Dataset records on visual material
################

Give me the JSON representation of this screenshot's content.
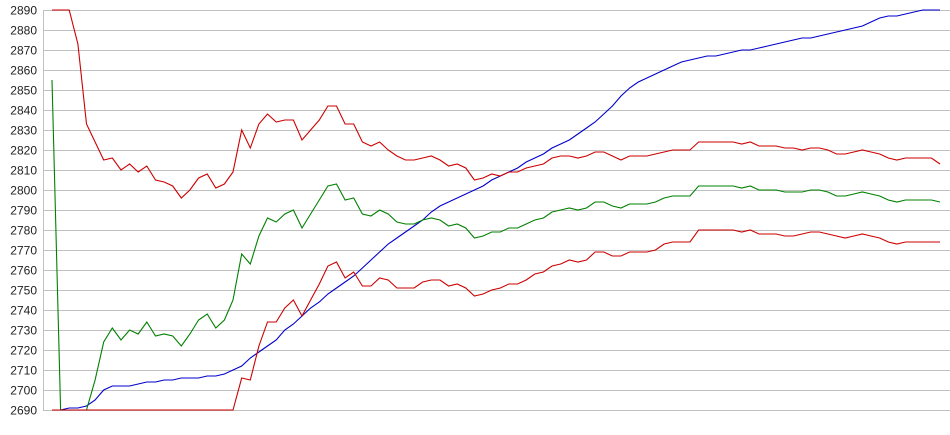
{
  "chart_data": {
    "type": "line",
    "title": "",
    "xlabel": "",
    "ylabel": "",
    "ylim": [
      2690,
      2890
    ],
    "yticks": [
      2690,
      2700,
      2710,
      2720,
      2730,
      2740,
      2750,
      2760,
      2770,
      2780,
      2790,
      2800,
      2810,
      2820,
      2830,
      2840,
      2850,
      2860,
      2870,
      2880,
      2890
    ],
    "xlim": [
      0,
      103
    ],
    "grid": "horizontal",
    "series": [
      {
        "color": "#0000cc",
        "values": [
          2690,
          2690,
          2691,
          2691,
          2692,
          2695,
          2700,
          2702,
          2702,
          2702,
          2703,
          2704,
          2704,
          2705,
          2705,
          2706,
          2706,
          2706,
          2707,
          2707,
          2708,
          2710,
          2712,
          2716,
          2719,
          2722,
          2725,
          2730,
          2733,
          2737,
          2741,
          2744,
          2748,
          2751,
          2754,
          2757,
          2761,
          2765,
          2769,
          2773,
          2776,
          2779,
          2782,
          2785,
          2789,
          2792,
          2794,
          2796,
          2798,
          2800,
          2802,
          2805,
          2807,
          2809,
          2811,
          2814,
          2816,
          2818,
          2821,
          2823,
          2825,
          2828,
          2831,
          2834,
          2838,
          2842,
          2847,
          2851,
          2854,
          2856,
          2858,
          2860,
          2862,
          2864,
          2865,
          2866,
          2867,
          2867,
          2868,
          2869,
          2870,
          2870,
          2871,
          2872,
          2873,
          2874,
          2875,
          2876,
          2876,
          2877,
          2878,
          2879,
          2880,
          2881,
          2882,
          2884,
          2886,
          2887,
          2887,
          2888,
          2889,
          2890,
          2890,
          2890
        ]
      },
      {
        "color": "#008000",
        "values": [
          2855,
          2690,
          2690,
          2690,
          2690,
          2705,
          2724,
          2731,
          2725,
          2730,
          2728,
          2734,
          2727,
          2728,
          2727,
          2722,
          2728,
          2735,
          2738,
          2731,
          2735,
          2745,
          2768,
          2763,
          2777,
          2786,
          2784,
          2788,
          2790,
          2781,
          2788,
          2795,
          2802,
          2803,
          2795,
          2796,
          2788,
          2787,
          2790,
          2788,
          2784,
          2783,
          2783,
          2785,
          2786,
          2785,
          2782,
          2783,
          2781,
          2776,
          2777,
          2779,
          2779,
          2781,
          2781,
          2783,
          2785,
          2786,
          2789,
          2790,
          2791,
          2790,
          2791,
          2794,
          2794,
          2792,
          2791,
          2793,
          2793,
          2793,
          2794,
          2796,
          2797,
          2797,
          2797,
          2802,
          2802,
          2802,
          2802,
          2802,
          2801,
          2802,
          2800,
          2800,
          2800,
          2799,
          2799,
          2799,
          2800,
          2800,
          2799,
          2797,
          2797,
          2798,
          2799,
          2798,
          2797,
          2795,
          2794,
          2795,
          2795,
          2795,
          2795,
          2794
        ]
      },
      {
        "color": "#cc0000",
        "values": [
          2690,
          2690,
          2690,
          2690,
          2690,
          2690,
          2690,
          2690,
          2690,
          2690,
          2690,
          2690,
          2690,
          2690,
          2690,
          2690,
          2690,
          2690,
          2690,
          2690,
          2690,
          2690,
          2706,
          2705,
          2722,
          2734,
          2734,
          2741,
          2745,
          2737,
          2745,
          2753,
          2762,
          2764,
          2756,
          2759,
          2752,
          2752,
          2756,
          2755,
          2751,
          2751,
          2751,
          2754,
          2755,
          2755,
          2752,
          2753,
          2751,
          2747,
          2748,
          2750,
          2751,
          2753,
          2753,
          2755,
          2758,
          2759,
          2762,
          2763,
          2765,
          2764,
          2765,
          2769,
          2769,
          2767,
          2767,
          2769,
          2769,
          2769,
          2770,
          2773,
          2774,
          2774,
          2774,
          2780,
          2780,
          2780,
          2780,
          2780,
          2779,
          2780,
          2778,
          2778,
          2778,
          2777,
          2777,
          2778,
          2779,
          2779,
          2778,
          2777,
          2776,
          2777,
          2778,
          2777,
          2776,
          2774,
          2773,
          2774,
          2774,
          2774,
          2774,
          2774
        ]
      },
      {
        "color": "#cc0000",
        "values": [
          2890,
          2890,
          2890,
          2873,
          2833,
          2824,
          2815,
          2816,
          2810,
          2813,
          2809,
          2812,
          2805,
          2804,
          2802,
          2796,
          2800,
          2806,
          2808,
          2801,
          2803,
          2809,
          2830,
          2821,
          2833,
          2838,
          2834,
          2835,
          2835,
          2825,
          2830,
          2835,
          2842,
          2842,
          2833,
          2833,
          2824,
          2822,
          2824,
          2820,
          2817,
          2815,
          2815,
          2816,
          2817,
          2815,
          2812,
          2813,
          2811,
          2805,
          2806,
          2808,
          2807,
          2809,
          2809,
          2811,
          2812,
          2813,
          2816,
          2817,
          2817,
          2816,
          2817,
          2819,
          2819,
          2817,
          2815,
          2817,
          2817,
          2817,
          2818,
          2819,
          2820,
          2820,
          2820,
          2824,
          2824,
          2824,
          2824,
          2824,
          2823,
          2824,
          2822,
          2822,
          2822,
          2821,
          2821,
          2820,
          2821,
          2821,
          2820,
          2818,
          2818,
          2819,
          2820,
          2819,
          2818,
          2816,
          2815,
          2816,
          2816,
          2816,
          2816,
          2813
        ]
      }
    ]
  }
}
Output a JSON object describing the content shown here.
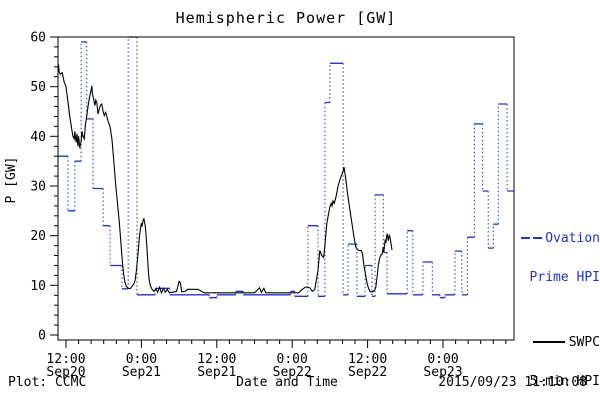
{
  "chart_data": {
    "type": "line",
    "title": "Hemispheric Power [GW]",
    "xlabel": "Date and Time",
    "ylabel": "P [GW]",
    "ylim": [
      0,
      60
    ],
    "y_major_ticks": [
      0,
      10,
      20,
      30,
      40,
      50,
      60
    ],
    "y_minor_step": 2,
    "x_hours_range": [
      -1.3,
      71.3
    ],
    "x_minor_step_hours": 2,
    "x_major_ticks": [
      {
        "t": 0,
        "time": "12:00",
        "date": "Sep20"
      },
      {
        "t": 12,
        "time": "0:00",
        "date": "Sep21"
      },
      {
        "t": 24,
        "time": "12:00",
        "date": "Sep21"
      },
      {
        "t": 36,
        "time": "0:00",
        "date": "Sep22"
      },
      {
        "t": 48,
        "time": "12:00",
        "date": "Sep22"
      },
      {
        "t": 60,
        "time": "0:00",
        "date": "Sep23"
      }
    ],
    "series": [
      {
        "name": "Ovation Prime HPI",
        "type": "step",
        "color": "#2233cc",
        "line_style": "solid horizontals with dotted vertical connectors",
        "steps_t0_t1_gw": [
          [
            -1.3,
            0.3,
            36
          ],
          [
            0.3,
            1.4,
            25
          ],
          [
            1.4,
            2.4,
            35
          ],
          [
            2.4,
            3.3,
            59
          ],
          [
            3.3,
            4.3,
            43.5
          ],
          [
            4.3,
            5.9,
            29.5
          ],
          [
            5.9,
            7.0,
            22
          ],
          [
            7.0,
            8.9,
            14
          ],
          [
            8.9,
            9.9,
            9.3
          ],
          [
            9.9,
            11.3,
            60
          ],
          [
            11.3,
            14.2,
            8.1
          ],
          [
            14.2,
            16.5,
            9.4
          ],
          [
            16.5,
            22.8,
            8.1
          ],
          [
            22.8,
            24.0,
            7.5
          ],
          [
            24.0,
            27.0,
            8.1
          ],
          [
            27.0,
            28.2,
            8.8
          ],
          [
            28.2,
            35.7,
            8.1
          ],
          [
            35.7,
            36.4,
            8.8
          ],
          [
            36.4,
            38.5,
            7.8
          ],
          [
            38.5,
            40.1,
            22
          ],
          [
            40.1,
            41.2,
            7.8
          ],
          [
            41.2,
            42.0,
            46.8
          ],
          [
            42.0,
            44.1,
            54.7
          ],
          [
            44.1,
            44.9,
            8.1
          ],
          [
            44.9,
            46.3,
            18.3
          ],
          [
            46.3,
            47.6,
            7.8
          ],
          [
            47.6,
            48.7,
            14
          ],
          [
            48.7,
            49.2,
            7.8
          ],
          [
            49.2,
            50.5,
            28.2
          ],
          [
            50.5,
            51.1,
            16.6
          ],
          [
            51.1,
            54.3,
            8.3
          ],
          [
            54.3,
            55.2,
            21
          ],
          [
            55.2,
            56.8,
            8.1
          ],
          [
            56.8,
            58.3,
            14.7
          ],
          [
            58.3,
            59.5,
            8.1
          ],
          [
            59.5,
            60.3,
            7.5
          ],
          [
            60.3,
            61.9,
            8.1
          ],
          [
            61.9,
            63.0,
            16.9
          ],
          [
            63.0,
            63.9,
            8.1
          ],
          [
            63.9,
            65.0,
            19.7
          ],
          [
            65.0,
            66.3,
            42.5
          ],
          [
            66.3,
            67.2,
            29
          ],
          [
            67.2,
            68.0,
            17.5
          ],
          [
            68.0,
            68.8,
            22.3
          ],
          [
            68.8,
            70.2,
            46.5
          ],
          [
            70.2,
            71.3,
            29
          ]
        ]
      },
      {
        "name": "SWPC 5-min HPI",
        "type": "line",
        "color": "#000000",
        "points_t_gw": [
          [
            -1.3,
            53.5
          ],
          [
            -1.2,
            54.5
          ],
          [
            -1.1,
            53
          ],
          [
            -0.9,
            52.5
          ],
          [
            -0.6,
            52.8
          ],
          [
            -0.3,
            51
          ],
          [
            0,
            50
          ],
          [
            0.3,
            47
          ],
          [
            0.6,
            44
          ],
          [
            0.9,
            41.5
          ],
          [
            1.1,
            40
          ],
          [
            1.3,
            39.5
          ],
          [
            1.4,
            41
          ],
          [
            1.6,
            38.8
          ],
          [
            1.75,
            40.5
          ],
          [
            1.9,
            38
          ],
          [
            2.0,
            40
          ],
          [
            2.2,
            37.6
          ],
          [
            2.4,
            39
          ],
          [
            2.55,
            41
          ],
          [
            2.7,
            40
          ],
          [
            2.9,
            39.5
          ],
          [
            3.1,
            42.5
          ],
          [
            3.3,
            44
          ],
          [
            3.5,
            46
          ],
          [
            3.7,
            47.5
          ],
          [
            3.85,
            48.5
          ],
          [
            4.0,
            49.3
          ],
          [
            4.1,
            50.2
          ],
          [
            4.2,
            48.5
          ],
          [
            4.4,
            47.5
          ],
          [
            4.6,
            46.2
          ],
          [
            4.75,
            47.3
          ],
          [
            4.9,
            46.8
          ],
          [
            5.1,
            44.5
          ],
          [
            5.3,
            45.5
          ],
          [
            5.5,
            46.3
          ],
          [
            5.7,
            46.5
          ],
          [
            5.9,
            45
          ],
          [
            6.1,
            44.2
          ],
          [
            6.3,
            44.8
          ],
          [
            6.5,
            44
          ],
          [
            6.7,
            43
          ],
          [
            7.0,
            42
          ],
          [
            7.3,
            39.5
          ],
          [
            7.6,
            35
          ],
          [
            7.9,
            30.5
          ],
          [
            8.2,
            26.5
          ],
          [
            8.5,
            22.5
          ],
          [
            8.8,
            17.5
          ],
          [
            9.0,
            14.5
          ],
          [
            9.2,
            12
          ],
          [
            9.4,
            10.5
          ],
          [
            9.6,
            9.8
          ],
          [
            9.9,
            9.4
          ],
          [
            10.2,
            9.3
          ],
          [
            10.5,
            9.8
          ],
          [
            10.8,
            10.3
          ],
          [
            11.0,
            11
          ],
          [
            11.2,
            13
          ],
          [
            11.5,
            17
          ],
          [
            11.7,
            20
          ],
          [
            11.85,
            21.5
          ],
          [
            12.0,
            22.5
          ],
          [
            12.1,
            21.8
          ],
          [
            12.25,
            23
          ],
          [
            12.4,
            23.4
          ],
          [
            12.6,
            22
          ],
          [
            12.75,
            20
          ],
          [
            12.9,
            17
          ],
          [
            13.05,
            14
          ],
          [
            13.2,
            11.5
          ],
          [
            13.4,
            10
          ],
          [
            13.7,
            9.2
          ],
          [
            14.0,
            8.8
          ],
          [
            14.3,
            9.3
          ],
          [
            14.6,
            8.6
          ],
          [
            14.9,
            9.6
          ],
          [
            15.2,
            8.5
          ],
          [
            15.5,
            9.4
          ],
          [
            15.8,
            8.6
          ],
          [
            16.1,
            9.2
          ],
          [
            16.4,
            8.6
          ],
          [
            17.0,
            8.6
          ],
          [
            17.6,
            8.8
          ],
          [
            18.0,
            10.8
          ],
          [
            18.2,
            10.5
          ],
          [
            18.4,
            8.7
          ],
          [
            19.0,
            8.8
          ],
          [
            19.3,
            9.2
          ],
          [
            20.0,
            9.2
          ],
          [
            21.0,
            9.2
          ],
          [
            22.0,
            8.5
          ],
          [
            23.0,
            8.5
          ],
          [
            24.0,
            8.5
          ],
          [
            25.0,
            8.5
          ],
          [
            26.0,
            8.5
          ],
          [
            27.0,
            8.5
          ],
          [
            28.0,
            8.5
          ],
          [
            29.0,
            8.5
          ],
          [
            30.0,
            8.5
          ],
          [
            30.8,
            9.5
          ],
          [
            31.1,
            8.6
          ],
          [
            31.5,
            9.4
          ],
          [
            31.8,
            8.5
          ],
          [
            33.0,
            8.5
          ],
          [
            34.0,
            8.5
          ],
          [
            35.0,
            8.5
          ],
          [
            36.0,
            8.5
          ],
          [
            37.0,
            8.5
          ],
          [
            37.7,
            9.3
          ],
          [
            38.2,
            9.7
          ],
          [
            38.8,
            9.5
          ],
          [
            39.2,
            8.8
          ],
          [
            39.6,
            9.2
          ],
          [
            40.1,
            13
          ],
          [
            40.4,
            17
          ],
          [
            40.7,
            16
          ],
          [
            41.0,
            15.6
          ],
          [
            41.2,
            18
          ],
          [
            41.5,
            22.4
          ],
          [
            41.8,
            24.5
          ],
          [
            42.0,
            25.8
          ],
          [
            42.2,
            26.5
          ],
          [
            42.35,
            26
          ],
          [
            42.5,
            27
          ],
          [
            42.7,
            26.5
          ],
          [
            43.0,
            28
          ],
          [
            43.3,
            30
          ],
          [
            43.6,
            31.3
          ],
          [
            43.9,
            32.3
          ],
          [
            44.1,
            33
          ],
          [
            44.24,
            33.8
          ],
          [
            44.4,
            32.5
          ],
          [
            44.56,
            31
          ],
          [
            44.8,
            28.5
          ],
          [
            45.0,
            26.9
          ],
          [
            45.2,
            25
          ],
          [
            45.5,
            22.5
          ],
          [
            45.8,
            20
          ],
          [
            46.1,
            17.8
          ],
          [
            46.4,
            17.2
          ],
          [
            46.7,
            17
          ],
          [
            47.0,
            17
          ],
          [
            47.2,
            16.2
          ],
          [
            47.4,
            14.2
          ],
          [
            47.7,
            12
          ],
          [
            47.9,
            10.5
          ],
          [
            48.1,
            9.6
          ],
          [
            48.4,
            8.7
          ],
          [
            48.8,
            8.7
          ],
          [
            49.1,
            9
          ],
          [
            49.3,
            9.6
          ],
          [
            49.5,
            11.6
          ],
          [
            49.7,
            14
          ],
          [
            49.9,
            15.3
          ],
          [
            50.1,
            16.1
          ],
          [
            50.3,
            16.2
          ],
          [
            50.5,
            17.7
          ],
          [
            50.6,
            16.8
          ],
          [
            50.8,
            19.2
          ],
          [
            50.9,
            18.5
          ],
          [
            51.0,
            19.4
          ],
          [
            51.1,
            20.4
          ],
          [
            51.3,
            19
          ],
          [
            51.45,
            20.2
          ],
          [
            51.6,
            19.5
          ],
          [
            51.88,
            17.1
          ]
        ]
      }
    ],
    "legend": {
      "position": "right-outside",
      "ovation": {
        "line1": "Ovation",
        "line2": "Prime HPI",
        "color": "#2233cc"
      },
      "swpc": {
        "line1": "SWPC",
        "line2": "5-min HPI",
        "color": "#000000"
      }
    },
    "footer": {
      "credit": "Plot: CCMC",
      "timestamp": "2015/09/23 11:10:08"
    },
    "grid": false
  }
}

################

EXERCISE AIM.
Collect the lines of the records that include the string "Prime".

RESPONSE.
        "name": "Ovation Prime HPI",
        "line2": "Prime HPI",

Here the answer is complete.